Isolate every line in the data with the string "this" and copy it.

Figure collection entries -

──────

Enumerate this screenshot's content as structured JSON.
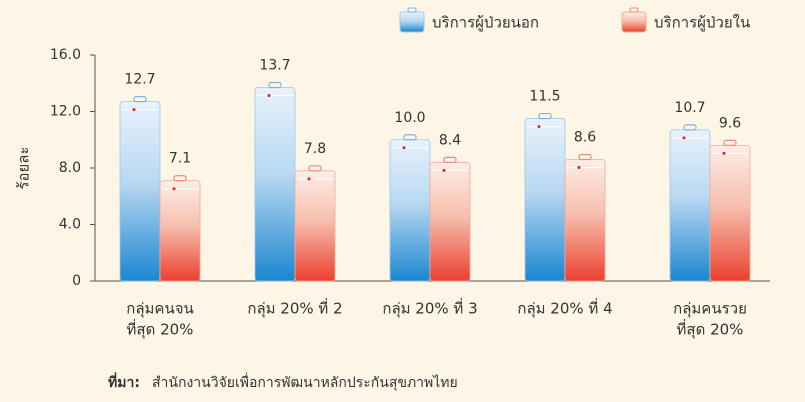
{
  "chart_data": {
    "type": "bar",
    "ylabel": "ร้อยละ",
    "categories": [
      [
        "กลุ่มคนจน",
        "ที่สุด 20%"
      ],
      [
        "กลุ่ม 20% ที่ 2"
      ],
      [
        "กลุ่ม 20% ที่ 3"
      ],
      [
        "กลุ่ม 20% ที่ 4"
      ],
      [
        "กลุ่มคนรวย",
        "ที่สุด 20%"
      ]
    ],
    "series": [
      {
        "name": "บริการผู้ป่วยนอก",
        "color": "#1e88d2",
        "values": [
          12.7,
          13.7,
          10.0,
          11.5,
          10.7
        ],
        "value_labels": [
          "12.7",
          "13.7",
          "10.0",
          "11.5",
          "10.7"
        ]
      },
      {
        "name": "บริการผู้ป่วยใน",
        "color": "#ee4a3a",
        "values": [
          7.1,
          7.8,
          8.4,
          8.6,
          9.6
        ],
        "value_labels": [
          "7.1",
          "7.8",
          "8.4",
          "8.6",
          "9.6"
        ]
      }
    ],
    "ylim": [
      0,
      16
    ],
    "yticks": [
      0,
      {
        "value": 4,
        "label": "4.0"
      },
      {
        "value": 8,
        "label": "8.0"
      },
      {
        "value": 12,
        "label": "12.0"
      },
      {
        "value": 16,
        "label": "16.0"
      }
    ],
    "source_label": "ที่มา:",
    "source": "สำนักงานวิจัยเพื่อการพัฒนาหลักประกันสุขภาพไทย"
  }
}
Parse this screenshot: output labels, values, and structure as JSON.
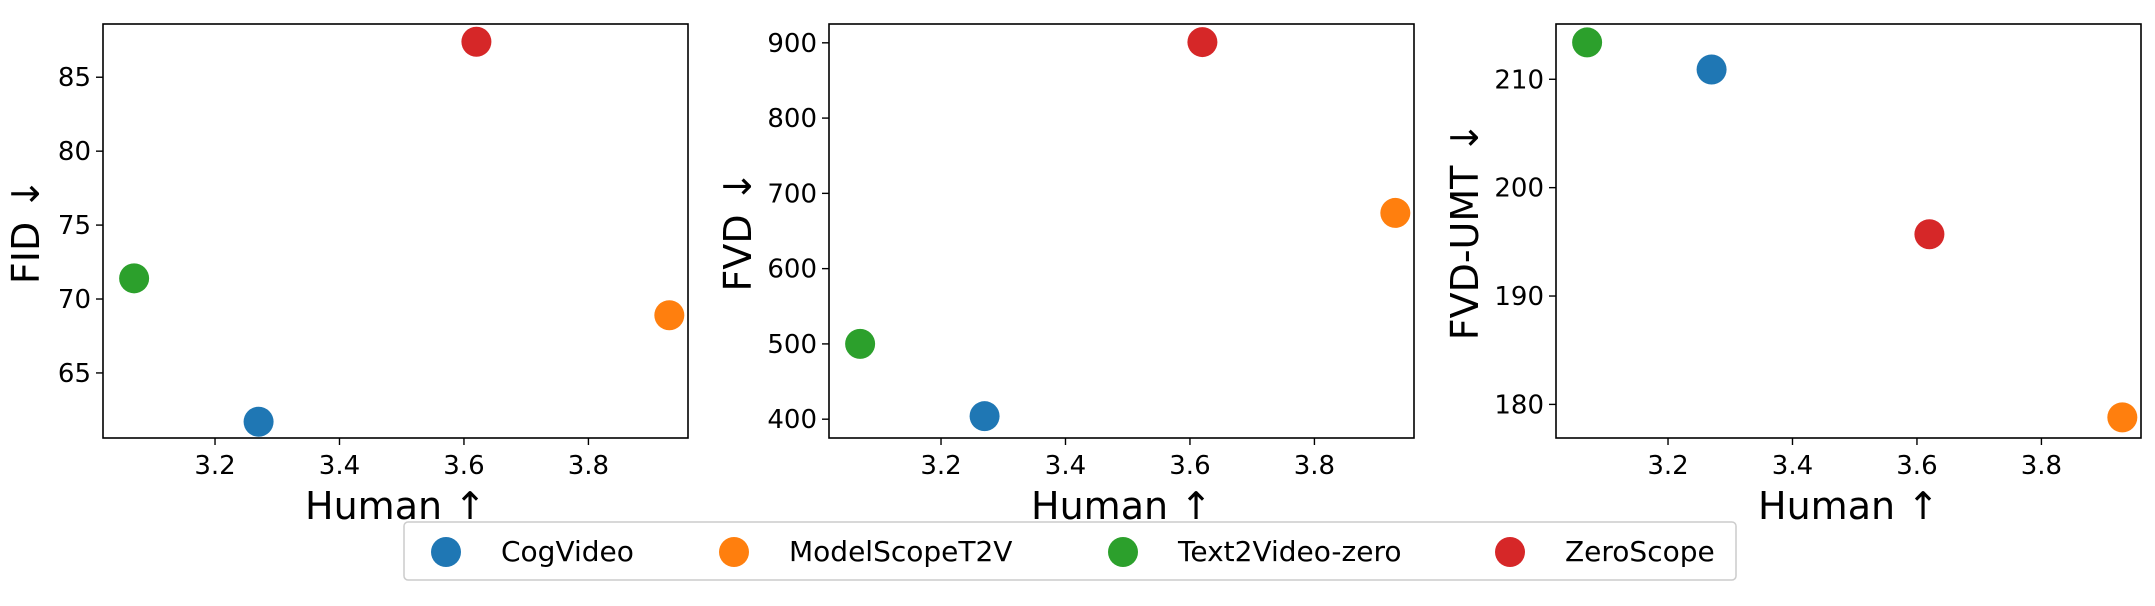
{
  "models": [
    {
      "name": "CogVideo",
      "color": "#1f77b4"
    },
    {
      "name": "ModelScopeT2V",
      "color": "#ff7f0e"
    },
    {
      "name": "Text2Video-zero",
      "color": "#2ca02c"
    },
    {
      "name": "ZeroScope",
      "color": "#d62728"
    }
  ],
  "chart_data": [
    {
      "type": "scatter",
      "xlabel": "Human ↑",
      "ylabel": "FID ↓",
      "xlim": [
        3.02,
        3.96
      ],
      "ylim": [
        60.6,
        88.6
      ],
      "xticks": [
        3.2,
        3.4,
        3.6,
        3.8
      ],
      "yticks": [
        65,
        70,
        75,
        80,
        85
      ],
      "grid": false,
      "points": [
        {
          "series": "CogVideo",
          "x": 3.27,
          "y": 61.7
        },
        {
          "series": "ModelScopeT2V",
          "x": 3.93,
          "y": 68.9
        },
        {
          "series": "Text2Video-zero",
          "x": 3.07,
          "y": 71.4
        },
        {
          "series": "ZeroScope",
          "x": 3.62,
          "y": 87.4
        }
      ]
    },
    {
      "type": "scatter",
      "xlabel": "Human ↑",
      "ylabel": "FVD ↓",
      "xlim": [
        3.02,
        3.96
      ],
      "ylim": [
        375,
        925
      ],
      "xticks": [
        3.2,
        3.4,
        3.6,
        3.8
      ],
      "yticks": [
        400,
        500,
        600,
        700,
        800,
        900
      ],
      "grid": false,
      "points": [
        {
          "series": "CogVideo",
          "x": 3.27,
          "y": 404
        },
        {
          "series": "ModelScopeT2V",
          "x": 3.93,
          "y": 674
        },
        {
          "series": "Text2Video-zero",
          "x": 3.07,
          "y": 500
        },
        {
          "series": "ZeroScope",
          "x": 3.62,
          "y": 901
        }
      ]
    },
    {
      "type": "scatter",
      "xlabel": "Human ↑",
      "ylabel": "FVD-UMT ↓",
      "xlim": [
        3.02,
        3.96
      ],
      "ylim": [
        176.9,
        215.1
      ],
      "xticks": [
        3.2,
        3.4,
        3.6,
        3.8
      ],
      "yticks": [
        180,
        190,
        200,
        210
      ],
      "grid": false,
      "points": [
        {
          "series": "CogVideo",
          "x": 3.27,
          "y": 210.9
        },
        {
          "series": "ModelScopeT2V",
          "x": 3.93,
          "y": 178.8
        },
        {
          "series": "Text2Video-zero",
          "x": 3.07,
          "y": 213.4
        },
        {
          "series": "ZeroScope",
          "x": 3.62,
          "y": 195.7
        }
      ]
    }
  ],
  "legend": {
    "position": "bottom-center",
    "entries": [
      "CogVideo",
      "ModelScopeT2V",
      "Text2Video-zero",
      "ZeroScope"
    ]
  }
}
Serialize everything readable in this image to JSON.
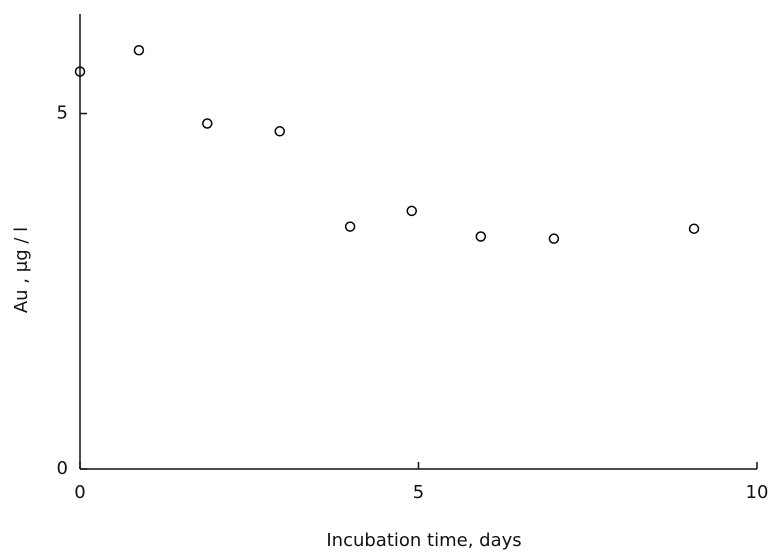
{
  "chart_data": {
    "type": "scatter",
    "x_label": "Incubation time, days",
    "y_label": "Au , μg / l",
    "series": [
      {
        "color": "#000000",
        "x": [
          0,
          0.87,
          1.88,
          2.95,
          3.99,
          4.9,
          5.92,
          7.0,
          9.07
        ],
        "values": [
          5.59,
          5.89,
          4.86,
          4.75,
          3.41,
          3.63,
          3.27,
          3.24,
          3.38
        ]
      }
    ],
    "xlim": [
      0,
      10
    ],
    "xticks": [
      0,
      5,
      10
    ],
    "ylim": [
      0,
      6.4
    ],
    "yticks": [
      0,
      5
    ]
  }
}
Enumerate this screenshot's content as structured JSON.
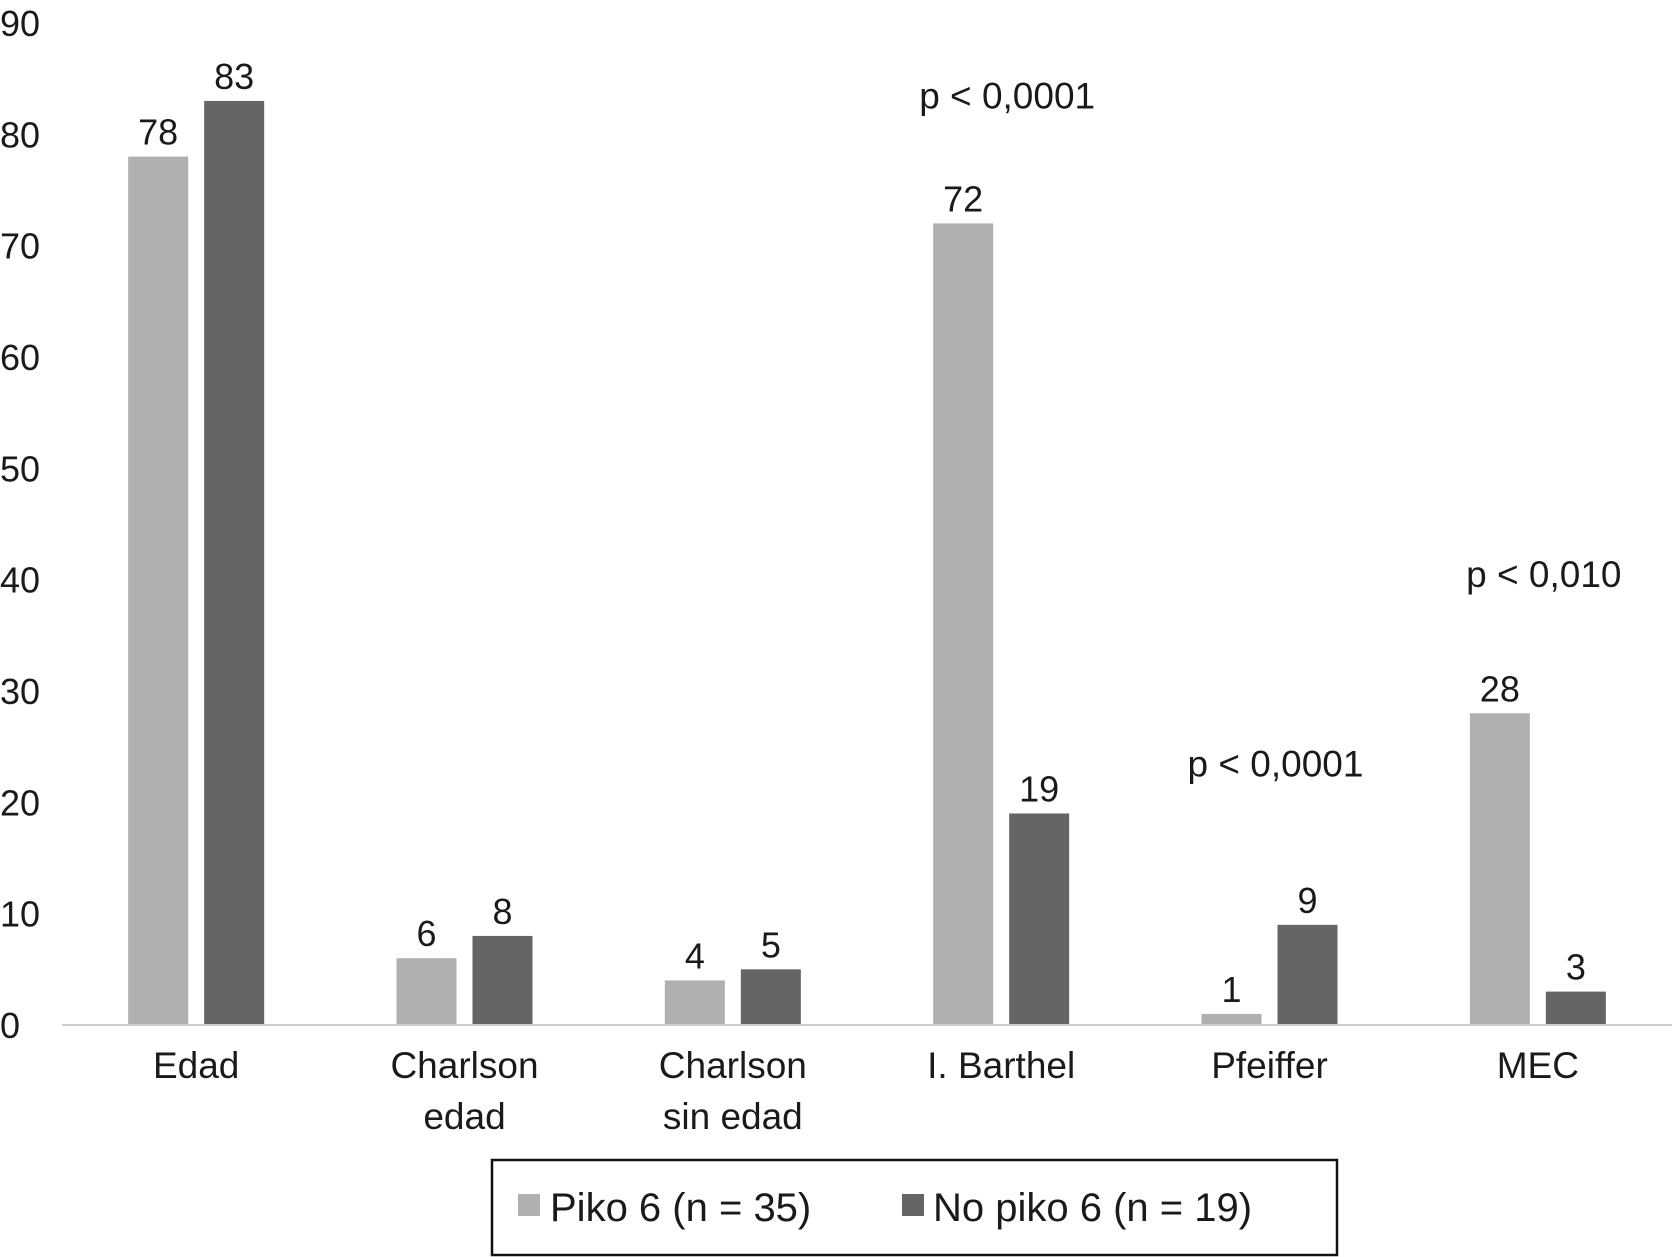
{
  "chart_data": {
    "type": "bar",
    "title": "",
    "xlabel": "",
    "ylabel": "",
    "ylim": [
      0,
      90
    ],
    "ytick_step": 10,
    "categories": [
      [
        "Edad"
      ],
      [
        "Charlson",
        "edad"
      ],
      [
        "Charlson",
        "sin edad"
      ],
      [
        "I. Barthel"
      ],
      [
        "Pfeiffer"
      ],
      [
        "MEC"
      ]
    ],
    "series": [
      {
        "name": "Piko 6 (n = 35)",
        "color": "#b0b0b0",
        "values": [
          78,
          6,
          4,
          72,
          1,
          28
        ]
      },
      {
        "name": "No piko 6 (n = 19)",
        "color": "#646567",
        "values": [
          83,
          8,
          5,
          19,
          9,
          3
        ]
      }
    ],
    "annotations": [
      {
        "text": "p < 0,0001",
        "category_index": 3,
        "y": 83.5
      },
      {
        "text": "p < 0,0001",
        "category_index": 4,
        "y": 23.5
      },
      {
        "text": "p < 0,010",
        "category_index": 5,
        "y": 40.5
      }
    ],
    "legend_position": "bottom",
    "grid": false
  }
}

──────

WRITTEN RESPONSE -
Enumerate this screenshot's content as structured JSON.
Parse this screenshot: output labels, values, and structure as JSON.
Serialize everything readable in this image to JSON.
Enumerate this screenshot's content as structured JSON.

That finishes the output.